» Given instruction:
Take the material below and write it all out again exactly.

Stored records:

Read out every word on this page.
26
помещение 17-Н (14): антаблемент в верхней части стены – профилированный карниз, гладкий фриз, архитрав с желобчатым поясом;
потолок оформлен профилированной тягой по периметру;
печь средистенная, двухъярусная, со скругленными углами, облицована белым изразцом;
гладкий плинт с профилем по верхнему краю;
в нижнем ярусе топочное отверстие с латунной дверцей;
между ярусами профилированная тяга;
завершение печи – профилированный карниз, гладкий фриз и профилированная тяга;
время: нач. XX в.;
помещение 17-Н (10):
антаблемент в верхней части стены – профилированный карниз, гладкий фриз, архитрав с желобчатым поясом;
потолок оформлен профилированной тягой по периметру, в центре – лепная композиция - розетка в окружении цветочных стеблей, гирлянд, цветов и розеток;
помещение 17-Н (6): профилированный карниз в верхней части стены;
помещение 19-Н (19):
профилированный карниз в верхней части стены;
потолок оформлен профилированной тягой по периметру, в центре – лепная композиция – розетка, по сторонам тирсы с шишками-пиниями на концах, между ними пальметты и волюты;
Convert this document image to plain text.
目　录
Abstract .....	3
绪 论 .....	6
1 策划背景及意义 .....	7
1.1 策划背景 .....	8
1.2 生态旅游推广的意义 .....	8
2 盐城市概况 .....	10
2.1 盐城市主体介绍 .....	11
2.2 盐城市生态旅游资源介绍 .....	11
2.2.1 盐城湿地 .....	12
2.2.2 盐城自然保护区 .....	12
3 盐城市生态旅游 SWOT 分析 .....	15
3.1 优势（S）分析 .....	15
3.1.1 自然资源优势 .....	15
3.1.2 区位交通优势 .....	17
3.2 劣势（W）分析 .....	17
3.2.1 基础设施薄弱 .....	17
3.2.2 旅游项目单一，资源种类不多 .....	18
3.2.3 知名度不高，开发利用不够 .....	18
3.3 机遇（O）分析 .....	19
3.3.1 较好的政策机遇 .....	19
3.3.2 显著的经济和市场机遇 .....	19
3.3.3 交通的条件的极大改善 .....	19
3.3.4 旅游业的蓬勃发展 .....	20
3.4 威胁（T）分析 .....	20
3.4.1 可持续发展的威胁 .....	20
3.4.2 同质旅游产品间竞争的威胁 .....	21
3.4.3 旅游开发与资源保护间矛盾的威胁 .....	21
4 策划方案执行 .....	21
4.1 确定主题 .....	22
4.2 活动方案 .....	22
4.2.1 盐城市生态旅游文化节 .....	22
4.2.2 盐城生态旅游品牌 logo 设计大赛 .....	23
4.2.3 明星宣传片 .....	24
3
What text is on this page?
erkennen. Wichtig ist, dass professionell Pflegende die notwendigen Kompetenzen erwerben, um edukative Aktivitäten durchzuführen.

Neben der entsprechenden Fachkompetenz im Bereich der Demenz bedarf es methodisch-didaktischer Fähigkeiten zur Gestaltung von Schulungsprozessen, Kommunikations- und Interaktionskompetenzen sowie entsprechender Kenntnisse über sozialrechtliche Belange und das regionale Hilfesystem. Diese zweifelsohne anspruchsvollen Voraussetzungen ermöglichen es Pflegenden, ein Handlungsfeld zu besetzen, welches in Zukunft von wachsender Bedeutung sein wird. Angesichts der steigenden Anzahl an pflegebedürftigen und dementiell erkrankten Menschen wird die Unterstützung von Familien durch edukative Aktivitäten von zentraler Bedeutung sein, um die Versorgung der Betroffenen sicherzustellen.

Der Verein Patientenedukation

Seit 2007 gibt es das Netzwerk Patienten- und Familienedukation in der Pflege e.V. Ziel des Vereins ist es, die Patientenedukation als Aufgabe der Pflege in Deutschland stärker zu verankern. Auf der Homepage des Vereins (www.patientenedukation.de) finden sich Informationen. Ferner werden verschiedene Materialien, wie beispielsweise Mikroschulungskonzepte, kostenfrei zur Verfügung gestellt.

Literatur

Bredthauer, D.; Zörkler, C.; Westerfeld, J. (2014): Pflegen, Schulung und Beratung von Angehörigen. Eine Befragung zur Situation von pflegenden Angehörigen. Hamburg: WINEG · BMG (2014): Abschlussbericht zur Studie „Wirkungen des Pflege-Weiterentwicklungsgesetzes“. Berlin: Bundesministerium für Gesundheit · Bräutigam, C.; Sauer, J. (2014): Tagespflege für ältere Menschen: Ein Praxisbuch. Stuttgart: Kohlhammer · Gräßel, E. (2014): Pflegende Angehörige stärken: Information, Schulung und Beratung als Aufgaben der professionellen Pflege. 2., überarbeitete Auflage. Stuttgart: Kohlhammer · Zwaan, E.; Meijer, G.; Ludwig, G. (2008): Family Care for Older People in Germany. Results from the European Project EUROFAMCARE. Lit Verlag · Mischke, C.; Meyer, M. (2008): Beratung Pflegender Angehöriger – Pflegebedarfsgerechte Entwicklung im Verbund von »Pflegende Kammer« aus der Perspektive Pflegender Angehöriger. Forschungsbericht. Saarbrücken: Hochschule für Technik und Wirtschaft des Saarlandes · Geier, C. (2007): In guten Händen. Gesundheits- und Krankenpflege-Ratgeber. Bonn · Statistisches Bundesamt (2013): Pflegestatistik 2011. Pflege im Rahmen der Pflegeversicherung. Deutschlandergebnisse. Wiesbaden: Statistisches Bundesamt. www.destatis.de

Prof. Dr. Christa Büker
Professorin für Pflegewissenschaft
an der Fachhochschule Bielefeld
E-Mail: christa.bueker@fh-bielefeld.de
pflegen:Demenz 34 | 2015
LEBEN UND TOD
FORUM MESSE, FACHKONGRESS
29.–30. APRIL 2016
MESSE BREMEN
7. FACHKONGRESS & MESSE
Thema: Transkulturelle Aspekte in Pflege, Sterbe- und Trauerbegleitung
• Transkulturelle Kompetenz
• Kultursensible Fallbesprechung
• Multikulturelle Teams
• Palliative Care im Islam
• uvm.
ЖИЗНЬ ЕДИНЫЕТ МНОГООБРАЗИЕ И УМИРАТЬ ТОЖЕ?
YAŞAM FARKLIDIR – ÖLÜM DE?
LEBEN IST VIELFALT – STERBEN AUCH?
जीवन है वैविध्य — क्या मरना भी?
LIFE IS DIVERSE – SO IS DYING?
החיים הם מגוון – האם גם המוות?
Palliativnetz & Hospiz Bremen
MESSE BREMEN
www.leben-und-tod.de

» Finished task:
Read out every word on this page.
26
помещение 17-Н (14): антаблемент в верхней части стены – профилированный карниз, гладкий фриз, архитрав с желобчатым поясом;
потолок оформлен профилированной тягой по периметру;
печь средистенная, двухъярусная, со скругленными углами, облицована белым изразцом;
гладкий плинт с профилем по верхнему краю;
в нижнем ярусе топочное отверстие с латунной дверцей;
между ярусами профилированная тяга;
завершение печи – профилированный карниз, гладкий фриз и профилированная тяга;
время: нач. XX в.;
помещение 17-Н (10):
антаблемент в верхней части стены – профилированный карниз, гладкий фриз, архитрав с желобчатым поясом;
потолок оформлен профилированной тягой по периметру, в центре – лепная композиция - розетка в окружении цветочных стеблей, гирлянд, цветов и розеток;
помещение 17-Н (6): профилированный карниз в верхней части стены;
помещение 19-Н (19):
профилированный карниз в верхней части стены;
потолок оформлен профилированной тягой по периметру, в центре – лепная композиция – розетка, по сторонам тирсы с шишками-пиниями на концах, между ними пальметты и волюты;
Convert this document image to plain text.
目　录
Abstract .....	3
绪 论 .....	6
1 策划背景及意义 .....	7
1.1 策划背景 .....	8
1.2 生态旅游推广的意义 .....	8
2 盐城市概况 .....	10
2.1 盐城市主体介绍 .....	11
2.2 盐城市生态旅游资源介绍 .....	11
2.2.1 盐城湿地 .....	12
2.2.2 盐城自然保护区 .....	12
3 盐城市生态旅游 SWOT 分析 .....	15
3.1 优势（S）分析 .....	15
3.1.1 自然资源优势 .....	15
3.1.2 区位交通优势 .....	17
3.2 劣势（W）分析 .....	17
3.2.1 基础设施薄弱 .....	17
3.2.2 旅游项目单一，资源种类不多 .....	18
3.2.3 知名度不高，开发利用不够 .....	18
3.3 机遇（O）分析 .....	19
3.3.1 较好的政策机遇 .....	19
3.3.2 显著的经济和市场机遇 .....	19
3.3.3 交通的条件的极大改善 .....	19
3.3.4 旅游业的蓬勃发展 .....	20
3.4 威胁（T）分析 .....	20
3.4.1 可持续发展的威胁 .....	20
3.4.2 同质旅游产品间竞争的威胁 .....	21
3.4.3 旅游开发与资源保护间矛盾的威胁 .....	21
4 策划方案执行 .....	21
4.1 确定主题 .....	22
4.2 活动方案 .....	22
4.2.1 盐城市生态旅游文化节 .....	22
4.2.2 盐城生态旅游品牌 logo 设计大赛 .....	23
4.2.3 明星宣传片 .....	24
3
What text is on this page?
erkennen. Wichtig ist, dass professionell Pflegende die notwendigen Kompetenzen erwerben, um edukative Aktivitäten durchzuführen.

Neben der entsprechenden Fachkompetenz im Bereich der Demenz bedarf es methodisch-didaktischer Fähigkeiten zur Gestaltung von Schulungsprozessen, Kommunikations- und Interaktionskompetenzen sowie entsprechender Kenntnisse über sozialrechtliche Belange und das regionale Hilfesystem. Diese zweifelsohne anspruchsvollen Voraussetzungen ermöglichen es Pflegenden, ein Handlungsfeld zu besetzen, welches in Zukunft von wachsender Bedeutung sein wird. Angesichts der steigenden Anzahl an pflegebedürftigen und dementiell erkrankten Menschen wird die Unterstützung von Familien durch edukative Aktivitäten von zentraler Bedeutung sein, um die Versorgung der Betroffenen sicherzustellen.

Der Verein Patientenedukation

Seit 2007 gibt es das Netzwerk Patienten- und Familienedukation in der Pflege e.V. Ziel des Vereins ist es, die Patientenedukation als Aufgabe der Pflege in Deutschland stärker zu verankern. Auf der Homepage des Vereins (www.patientenedukation.de) finden sich Informationen. Ferner werden verschiedene Materialien, wie beispielsweise Mikroschulungskonzepte, kostenfrei zur Verfügung gestellt.

Literatur

Bredthauer, D.; Zörkler, C.; Westerfeld, J. (2014): Pflegen, Schulung und Beratung von Angehörigen. Eine Befragung zur Situation von pflegenden Angehörigen. Hamburg: WINEG · BMG (2014): Abschlussbericht zur Studie „Wirkungen des Pflege-Weiterentwicklungsgesetzes“. Berlin: Bundesministerium für Gesundheit · Bräutigam, C.; Sauer, J. (2014): Tagespflege für ältere Menschen: Ein Praxisbuch. Stuttgart: Kohlhammer · Gräßel, E. (2014): Pflegende Angehörige stärken: Information, Schulung und Beratung als Aufgaben der professionellen Pflege. 2., überarbeitete Auflage. Stuttgart: Kohlhammer · Zwaan, E.; Meijer, G.; Ludwig, G. (2008): Family Care for Older People in Germany. Results from the European Project EUROFAMCARE. Lit Verlag · Mischke, C.; Meyer, M. (2008): Beratung Pflegender Angehöriger – Pflegebedarfsgerechte Entwicklung im Verbund von »Pflegende Kammer« aus der Perspektive Pflegender Angehöriger. Forschungsbericht. Saarbrücken: Hochschule für Technik und Wirtschaft des Saarlandes · Geier, C. (2007): In guten Händen. Gesundheits- und Krankenpflege-Ratgeber. Bonn · Statistisches Bundesamt (2013): Pflegestatistik 2011. Pflege im Rahmen der Pflegeversicherung. Deutschlandergebnisse. Wiesbaden: Statistisches Bundesamt. www.destatis.de

Prof. Dr. Christa Büker
Professorin für Pflegewissenschaft
an der Fachhochschule Bielefeld
E-Mail: christa.bueker@fh-bielefeld.de
pflegen:Demenz 34 | 2015
LEBEN UND TOD
FORUM MESSE, FACHKONGRESS
29.–30. APRIL 2016
MESSE BREMEN
7. FACHKONGRESS & MESSE
Thema: Transkulturelle Aspekte in Pflege, Sterbe- und Trauerbegleitung
• Transkulturelle Kompetenz
• Kultursensible Fallbesprechung
• Multikulturelle Teams
• Palliative Care im Islam
• uvm.
ЖИЗНЬ ЕДИНЫЕТ МНОГООБРАЗИЕ И УМИРАТЬ ТОЖЕ?
YAŞAM FARKLIDIR – ÖLÜM DE?
LEBEN IST VIELFALT – STERBEN AUCH?
जीवन है वैविध्य — क्या मरना भी?
LIFE IS DIVERSE – SO IS DYING?
החיים הם מגוון – האם גם המוות?
Palliativnetz & Hospiz Bremen
MESSE BREMEN
www.leben-und-tod.de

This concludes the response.